▶ _WHAT NEEDS TO BE DONE_:
Copy the data precisely, character for character, and leave out every picture.

▶ _MATERIAL FOR THIS EXERCISE_:
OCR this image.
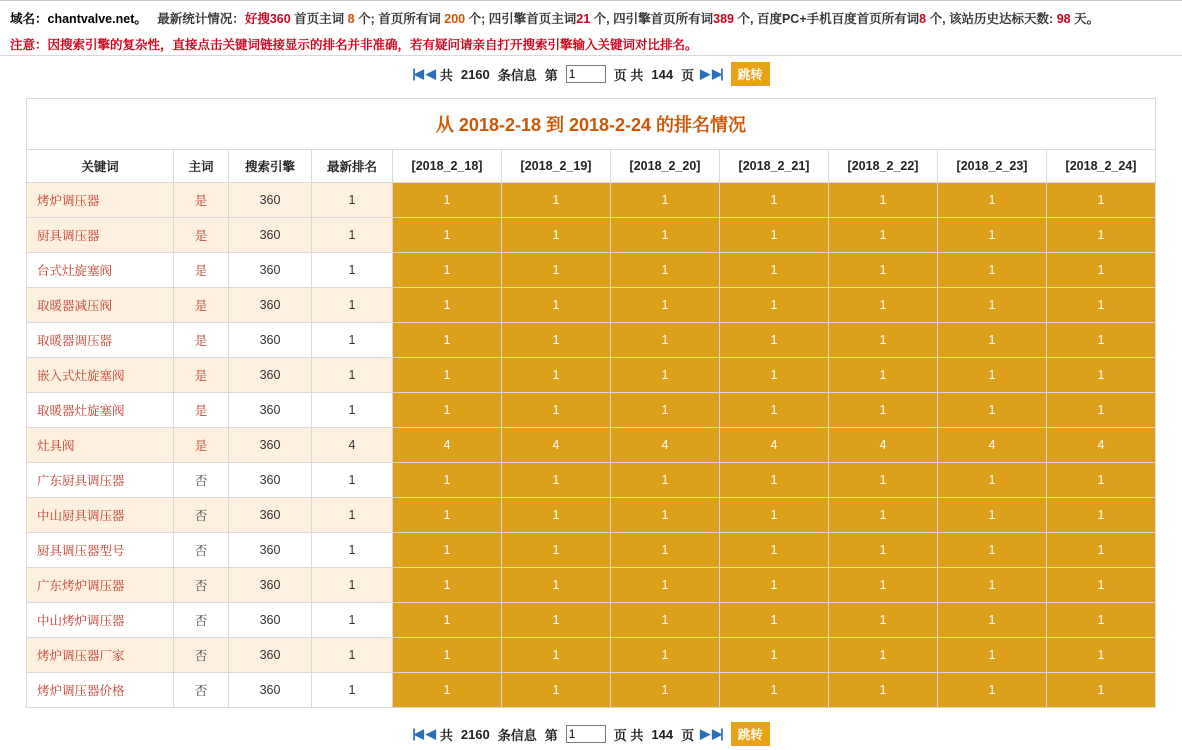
域名：chantvalve.net。 最新统计情况：好搜360 首页主词 8 个; 首页所有词 200 个; 四引擎首页主词21 个, 四引擎首页所有词389 个, 百度PC+手机百度首页所有词8 个, 该站历史达标天数: 98 天。
注意：因搜索引擎的复杂性，直接点击关键词链接显示的排名并非准确，若有疑问请亲自打开搜索引擎输入关键词对比排名。
|◀ ◀ 共 2160 条信息 第
1	页 共 144 页 ▶ ▶|	跳转
从 2018-2-18 到 2018-2-24 的排名情况
关键词	主词	搜索引擎	最新排名	[2018_2_18]	[2018_2_19]	[2018_2_20]	[2018_2_21]	[2018_2_22]	[2018_2_23]	[2018_2_24]
烤炉调压器	是	360	1	1	1	1	1	1	1	1
厨具调压器	是	360	1	1	1	1	1	1	1	1
台式灶旋塞阀	是	360	1	1	1	1	1	1	1	1
取暖器减压阀	是	360	1	1	1	1	1	1	1	1
取暖器调压器	是	360	1	1	1	1	1	1	1	1
嵌入式灶旋塞阀	是	360	1	1	1	1	1	1	1	1
取暖器灶旋塞阀	是	360	1	1	1	1	1	1	1	1
灶具阀	是	360	4	4	4	4	4	4	4	4
广东厨具调压器	否	360	1	1	1	1	1	1	1	1
中山厨具调压器	否	360	1	1	1	1	1	1	1	1
厨具调压器型号	否	360	1	1	1	1	1	1	1	1
广东烤炉调压器	否	360	1	1	1	1	1	1	1	1
中山烤炉调压器	否	360	1	1	1	1	1	1	1	1
烤炉调压器厂家	否	360	1	1	1	1	1	1	1	1
烤炉调压器价格	否	360	1	1	1	1	1	1	1	1
|◀ ◀ 共 2160 条信息 第
1	页 共 144 页 ▶ ▶|	跳转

▶ _WORKED ANSWER_:
OCR this image.
域名：chantvalve.net。 最新统计情况：好搜360 首页主词 8 个; 首页所有词 200 个; 四引擎首页主词21 个, 四引擎首页所有词389 个, 百度PC+手机百度首页所有词8 个, 该站历史达标天数: 98 天。
注意：因搜索引擎的复杂性，直接点击关键词链接显示的排名并非准确，若有疑问请亲自打开搜索引擎输入关键词对比排名。
|◀ ◀ 共 2160 条信息 第
1	页 共 144 页 ▶ ▶|	跳转
从 2018-2-18 到 2018-2-24 的排名情况
关键词	主词	搜索引擎	最新排名	[2018_2_18]	[2018_2_19]	[2018_2_20]	[2018_2_21]	[2018_2_22]	[2018_2_23]	[2018_2_24]
烤炉调压器	是	360	1	1	1	1	1	1	1	1
厨具调压器	是	360	1	1	1	1	1	1	1	1
台式灶旋塞阀	是	360	1	1	1	1	1	1	1	1
取暖器减压阀	是	360	1	1	1	1	1	1	1	1
取暖器调压器	是	360	1	1	1	1	1	1	1	1
嵌入式灶旋塞阀	是	360	1	1	1	1	1	1	1	1
取暖器灶旋塞阀	是	360	1	1	1	1	1	1	1	1
灶具阀	是	360	4	4	4	4	4	4	4	4
广东厨具调压器	否	360	1	1	1	1	1	1	1	1
中山厨具调压器	否	360	1	1	1	1	1	1	1	1
厨具调压器型号	否	360	1	1	1	1	1	1	1	1
广东烤炉调压器	否	360	1	1	1	1	1	1	1	1
中山烤炉调压器	否	360	1	1	1	1	1	1	1	1
烤炉调压器厂家	否	360	1	1	1	1	1	1	1	1
烤炉调压器价格	否	360	1	1	1	1	1	1	1	1
|◀ ◀ 共 2160 条信息 第
1	页 共 144 页 ▶ ▶|	跳转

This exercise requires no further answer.